**THE TASK**
Everything from the line containing "Read the values" through the last line of the records below should be printed exactly, please, and nothing else.

**RECORDS SHOWN**
+++++
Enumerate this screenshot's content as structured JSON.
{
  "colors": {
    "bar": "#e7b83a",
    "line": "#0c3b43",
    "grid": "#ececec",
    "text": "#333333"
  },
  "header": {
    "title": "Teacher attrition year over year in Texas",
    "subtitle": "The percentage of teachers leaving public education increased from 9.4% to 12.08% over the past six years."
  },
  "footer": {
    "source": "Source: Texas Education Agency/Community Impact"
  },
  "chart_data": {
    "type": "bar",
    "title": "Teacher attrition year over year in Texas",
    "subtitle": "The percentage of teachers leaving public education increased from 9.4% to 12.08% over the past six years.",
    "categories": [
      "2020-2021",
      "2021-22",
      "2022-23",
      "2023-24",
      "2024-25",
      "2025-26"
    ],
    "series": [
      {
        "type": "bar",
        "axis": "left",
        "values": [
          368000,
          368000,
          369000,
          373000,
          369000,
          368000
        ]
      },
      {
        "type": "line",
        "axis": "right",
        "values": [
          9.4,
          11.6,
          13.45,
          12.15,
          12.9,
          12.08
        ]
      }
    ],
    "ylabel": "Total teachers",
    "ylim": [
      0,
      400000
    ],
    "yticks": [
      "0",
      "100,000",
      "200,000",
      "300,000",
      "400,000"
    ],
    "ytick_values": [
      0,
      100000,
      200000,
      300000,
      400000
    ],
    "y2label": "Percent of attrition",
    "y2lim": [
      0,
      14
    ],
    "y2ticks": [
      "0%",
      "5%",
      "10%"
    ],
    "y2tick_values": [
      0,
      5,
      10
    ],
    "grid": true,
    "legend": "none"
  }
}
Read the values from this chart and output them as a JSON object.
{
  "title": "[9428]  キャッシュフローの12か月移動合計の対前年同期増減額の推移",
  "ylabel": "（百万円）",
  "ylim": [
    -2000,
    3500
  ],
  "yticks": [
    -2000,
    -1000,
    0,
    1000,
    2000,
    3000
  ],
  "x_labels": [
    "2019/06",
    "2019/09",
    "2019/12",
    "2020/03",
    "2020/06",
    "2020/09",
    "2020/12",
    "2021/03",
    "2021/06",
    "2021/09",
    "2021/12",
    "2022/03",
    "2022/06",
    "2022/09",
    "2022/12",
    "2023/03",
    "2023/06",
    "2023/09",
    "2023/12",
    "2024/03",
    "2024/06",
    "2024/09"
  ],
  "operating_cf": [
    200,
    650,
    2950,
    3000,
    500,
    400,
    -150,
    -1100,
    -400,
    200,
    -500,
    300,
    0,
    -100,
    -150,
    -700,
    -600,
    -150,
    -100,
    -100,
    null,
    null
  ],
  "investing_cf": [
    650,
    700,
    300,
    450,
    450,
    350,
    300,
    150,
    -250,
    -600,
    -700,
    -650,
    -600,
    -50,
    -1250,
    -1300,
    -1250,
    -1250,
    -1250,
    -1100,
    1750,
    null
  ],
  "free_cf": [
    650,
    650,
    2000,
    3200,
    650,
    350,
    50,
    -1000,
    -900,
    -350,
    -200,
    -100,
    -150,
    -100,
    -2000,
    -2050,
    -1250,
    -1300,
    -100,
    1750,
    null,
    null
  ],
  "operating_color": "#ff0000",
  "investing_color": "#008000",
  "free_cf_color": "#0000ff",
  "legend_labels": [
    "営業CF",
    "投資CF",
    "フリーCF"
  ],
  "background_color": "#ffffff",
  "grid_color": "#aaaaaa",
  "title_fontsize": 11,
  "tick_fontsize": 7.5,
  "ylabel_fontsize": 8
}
+++++
**TASK RESULT**
Read the values from this chart and output them as a JSON object.
{
  "title": "[9428]  キャッシュフローの12か月移動合計の対前年同期増減額の推移",
  "ylabel": "（百万円）",
  "ylim": [
    -2000,
    3500
  ],
  "yticks": [
    -2000,
    -1000,
    0,
    1000,
    2000,
    3000
  ],
  "x_labels": [
    "2019/06",
    "2019/09",
    "2019/12",
    "2020/03",
    "2020/06",
    "2020/09",
    "2020/12",
    "2021/03",
    "2021/06",
    "2021/09",
    "2021/12",
    "2022/03",
    "2022/06",
    "2022/09",
    "2022/12",
    "2023/03",
    "2023/06",
    "2023/09",
    "2023/12",
    "2024/03",
    "2024/06",
    "2024/09"
  ],
  "operating_cf": [
    200,
    650,
    2950,
    3000,
    500,
    400,
    -150,
    -1100,
    -400,
    200,
    -500,
    300,
    0,
    -100,
    -150,
    -700,
    -600,
    -150,
    -100,
    -100,
    null,
    null
  ],
  "investing_cf": [
    650,
    700,
    300,
    450,
    450,
    350,
    300,
    150,
    -250,
    -600,
    -700,
    -650,
    -600,
    -50,
    -1250,
    -1300,
    -1250,
    -1250,
    -1250,
    -1100,
    1750,
    null
  ],
  "free_cf": [
    650,
    650,
    2000,
    3200,
    650,
    350,
    50,
    -1000,
    -900,
    -350,
    -200,
    -100,
    -150,
    -100,
    -2000,
    -2050,
    -1250,
    -1300,
    -100,
    1750,
    null,
    null
  ],
  "operating_color": "#ff0000",
  "investing_color": "#008000",
  "free_cf_color": "#0000ff",
  "legend_labels": [
    "営業CF",
    "投資CF",
    "フリーCF"
  ],
  "background_color": "#ffffff",
  "grid_color": "#aaaaaa",
  "title_fontsize": 11,
  "tick_fontsize": 7.5,
  "ylabel_fontsize": 8
}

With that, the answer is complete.